--- Recorded information ---

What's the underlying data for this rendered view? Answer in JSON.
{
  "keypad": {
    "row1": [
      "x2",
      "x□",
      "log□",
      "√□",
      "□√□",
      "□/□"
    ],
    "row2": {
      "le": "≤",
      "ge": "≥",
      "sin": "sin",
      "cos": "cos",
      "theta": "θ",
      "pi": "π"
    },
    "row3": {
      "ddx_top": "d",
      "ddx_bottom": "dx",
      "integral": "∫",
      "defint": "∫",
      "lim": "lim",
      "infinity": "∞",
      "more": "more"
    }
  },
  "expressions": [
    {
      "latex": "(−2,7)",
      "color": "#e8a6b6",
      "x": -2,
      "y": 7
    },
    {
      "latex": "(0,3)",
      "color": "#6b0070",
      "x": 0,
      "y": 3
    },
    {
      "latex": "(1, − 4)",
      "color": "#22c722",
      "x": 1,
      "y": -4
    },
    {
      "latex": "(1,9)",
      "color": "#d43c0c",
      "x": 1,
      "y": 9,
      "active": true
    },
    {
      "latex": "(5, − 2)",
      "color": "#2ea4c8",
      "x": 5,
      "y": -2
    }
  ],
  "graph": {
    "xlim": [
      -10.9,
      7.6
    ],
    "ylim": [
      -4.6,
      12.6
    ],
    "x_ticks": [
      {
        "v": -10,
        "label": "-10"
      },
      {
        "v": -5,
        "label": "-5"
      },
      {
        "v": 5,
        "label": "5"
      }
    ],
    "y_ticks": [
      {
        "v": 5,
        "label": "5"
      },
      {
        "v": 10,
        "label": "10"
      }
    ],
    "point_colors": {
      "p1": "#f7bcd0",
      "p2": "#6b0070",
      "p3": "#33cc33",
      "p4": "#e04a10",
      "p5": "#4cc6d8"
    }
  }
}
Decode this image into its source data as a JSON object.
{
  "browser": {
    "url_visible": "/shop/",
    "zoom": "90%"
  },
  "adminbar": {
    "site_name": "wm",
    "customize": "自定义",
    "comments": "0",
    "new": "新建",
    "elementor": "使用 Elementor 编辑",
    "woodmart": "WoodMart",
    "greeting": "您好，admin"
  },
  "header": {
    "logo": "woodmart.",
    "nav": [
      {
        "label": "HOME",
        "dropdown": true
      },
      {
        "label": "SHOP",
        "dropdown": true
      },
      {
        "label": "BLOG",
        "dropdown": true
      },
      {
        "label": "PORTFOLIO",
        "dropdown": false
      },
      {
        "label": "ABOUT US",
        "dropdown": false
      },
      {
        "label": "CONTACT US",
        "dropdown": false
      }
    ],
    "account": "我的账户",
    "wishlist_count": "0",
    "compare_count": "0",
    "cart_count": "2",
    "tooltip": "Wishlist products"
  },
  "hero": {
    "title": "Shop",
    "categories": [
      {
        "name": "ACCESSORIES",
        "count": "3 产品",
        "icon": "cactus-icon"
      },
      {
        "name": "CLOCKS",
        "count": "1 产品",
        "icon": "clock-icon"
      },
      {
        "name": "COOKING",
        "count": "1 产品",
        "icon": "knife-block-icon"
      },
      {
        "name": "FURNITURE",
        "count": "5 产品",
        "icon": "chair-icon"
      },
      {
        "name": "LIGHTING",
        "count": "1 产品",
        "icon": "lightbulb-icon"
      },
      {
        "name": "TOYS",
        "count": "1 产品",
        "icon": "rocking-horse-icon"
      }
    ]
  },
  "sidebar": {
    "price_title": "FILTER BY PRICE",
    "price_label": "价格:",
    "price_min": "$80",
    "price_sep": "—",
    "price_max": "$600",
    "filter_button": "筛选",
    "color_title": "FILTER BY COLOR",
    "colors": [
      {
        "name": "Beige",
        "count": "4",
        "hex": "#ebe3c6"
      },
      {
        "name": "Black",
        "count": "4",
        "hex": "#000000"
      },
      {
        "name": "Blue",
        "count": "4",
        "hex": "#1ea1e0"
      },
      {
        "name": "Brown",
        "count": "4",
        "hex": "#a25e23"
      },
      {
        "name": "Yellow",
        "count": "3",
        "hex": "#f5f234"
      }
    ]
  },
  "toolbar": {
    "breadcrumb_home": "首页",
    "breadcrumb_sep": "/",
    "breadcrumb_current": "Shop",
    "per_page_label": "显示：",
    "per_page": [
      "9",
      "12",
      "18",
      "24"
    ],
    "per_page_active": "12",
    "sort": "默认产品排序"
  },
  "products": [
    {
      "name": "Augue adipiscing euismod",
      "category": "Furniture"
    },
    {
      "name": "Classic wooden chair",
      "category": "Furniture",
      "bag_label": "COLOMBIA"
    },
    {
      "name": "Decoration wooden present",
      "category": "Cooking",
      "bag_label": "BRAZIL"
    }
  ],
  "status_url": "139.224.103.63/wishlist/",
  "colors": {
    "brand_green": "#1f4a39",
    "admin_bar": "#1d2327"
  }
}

---

Short exercise | Nothing should be left out: return all of the records exactly.

Solution to this exercise |
What's the underlying data for this rendered view? Answer in JSON.
{
  "keypad": {
    "row1": [
      "x2",
      "x□",
      "log□",
      "√□",
      "□√□",
      "□/□"
    ],
    "row2": {
      "le": "≤",
      "ge": "≥",
      "sin": "sin",
      "cos": "cos",
      "theta": "θ",
      "pi": "π"
    },
    "row3": {
      "ddx_top": "d",
      "ddx_bottom": "dx",
      "integral": "∫",
      "defint": "∫",
      "lim": "lim",
      "infinity": "∞",
      "more": "more"
    }
  },
  "expressions": [
    {
      "latex": "(−2,7)",
      "color": "#e8a6b6",
      "x": -2,
      "y": 7
    },
    {
      "latex": "(0,3)",
      "color": "#6b0070",
      "x": 0,
      "y": 3
    },
    {
      "latex": "(1, − 4)",
      "color": "#22c722",
      "x": 1,
      "y": -4
    },
    {
      "latex": "(1,9)",
      "color": "#d43c0c",
      "x": 1,
      "y": 9,
      "active": true
    },
    {
      "latex": "(5, − 2)",
      "color": "#2ea4c8",
      "x": 5,
      "y": -2
    }
  ],
  "graph": {
    "xlim": [
      -10.9,
      7.6
    ],
    "ylim": [
      -4.6,
      12.6
    ],
    "x_ticks": [
      {
        "v": -10,
        "label": "-10"
      },
      {
        "v": -5,
        "label": "-5"
      },
      {
        "v": 5,
        "label": "5"
      }
    ],
    "y_ticks": [
      {
        "v": 5,
        "label": "5"
      },
      {
        "v": 10,
        "label": "10"
      }
    ],
    "point_colors": {
      "p1": "#f7bcd0",
      "p2": "#6b0070",
      "p3": "#33cc33",
      "p4": "#e04a10",
      "p5": "#4cc6d8"
    }
  }
}
Decode this image into its source data as a JSON object.
{
  "browser": {
    "url_visible": "/shop/",
    "zoom": "90%"
  },
  "adminbar": {
    "site_name": "wm",
    "customize": "自定义",
    "comments": "0",
    "new": "新建",
    "elementor": "使用 Elementor 编辑",
    "woodmart": "WoodMart",
    "greeting": "您好，admin"
  },
  "header": {
    "logo": "woodmart.",
    "nav": [
      {
        "label": "HOME",
        "dropdown": true
      },
      {
        "label": "SHOP",
        "dropdown": true
      },
      {
        "label": "BLOG",
        "dropdown": true
      },
      {
        "label": "PORTFOLIO",
        "dropdown": false
      },
      {
        "label": "ABOUT US",
        "dropdown": false
      },
      {
        "label": "CONTACT US",
        "dropdown": false
      }
    ],
    "account": "我的账户",
    "wishlist_count": "0",
    "compare_count": "0",
    "cart_count": "2",
    "tooltip": "Wishlist products"
  },
  "hero": {
    "title": "Shop",
    "categories": [
      {
        "name": "ACCESSORIES",
        "count": "3 产品",
        "icon": "cactus-icon"
      },
      {
        "name": "CLOCKS",
        "count": "1 产品",
        "icon": "clock-icon"
      },
      {
        "name": "COOKING",
        "count": "1 产品",
        "icon": "knife-block-icon"
      },
      {
        "name": "FURNITURE",
        "count": "5 产品",
        "icon": "chair-icon"
      },
      {
        "name": "LIGHTING",
        "count": "1 产品",
        "icon": "lightbulb-icon"
      },
      {
        "name": "TOYS",
        "count": "1 产品",
        "icon": "rocking-horse-icon"
      }
    ]
  },
  "sidebar": {
    "price_title": "FILTER BY PRICE",
    "price_label": "价格:",
    "price_min": "$80",
    "price_sep": "—",
    "price_max": "$600",
    "filter_button": "筛选",
    "color_title": "FILTER BY COLOR",
    "colors": [
      {
        "name": "Beige",
        "count": "4",
        "hex": "#ebe3c6"
      },
      {
        "name": "Black",
        "count": "4",
        "hex": "#000000"
      },
      {
        "name": "Blue",
        "count": "4",
        "hex": "#1ea1e0"
      },
      {
        "name": "Brown",
        "count": "4",
        "hex": "#a25e23"
      },
      {
        "name": "Yellow",
        "count": "3",
        "hex": "#f5f234"
      }
    ]
  },
  "toolbar": {
    "breadcrumb_home": "首页",
    "breadcrumb_sep": "/",
    "breadcrumb_current": "Shop",
    "per_page_label": "显示：",
    "per_page": [
      "9",
      "12",
      "18",
      "24"
    ],
    "per_page_active": "12",
    "sort": "默认产品排序"
  },
  "products": [
    {
      "name": "Augue adipiscing euismod",
      "category": "Furniture"
    },
    {
      "name": "Classic wooden chair",
      "category": "Furniture",
      "bag_label": "COLOMBIA"
    },
    {
      "name": "Decoration wooden present",
      "category": "Cooking",
      "bag_label": "BRAZIL"
    }
  ],
  "status_url": "139.224.103.63/wishlist/",
  "colors": {
    "brand_green": "#1f4a39",
    "admin_bar": "#1d2327"
  }
}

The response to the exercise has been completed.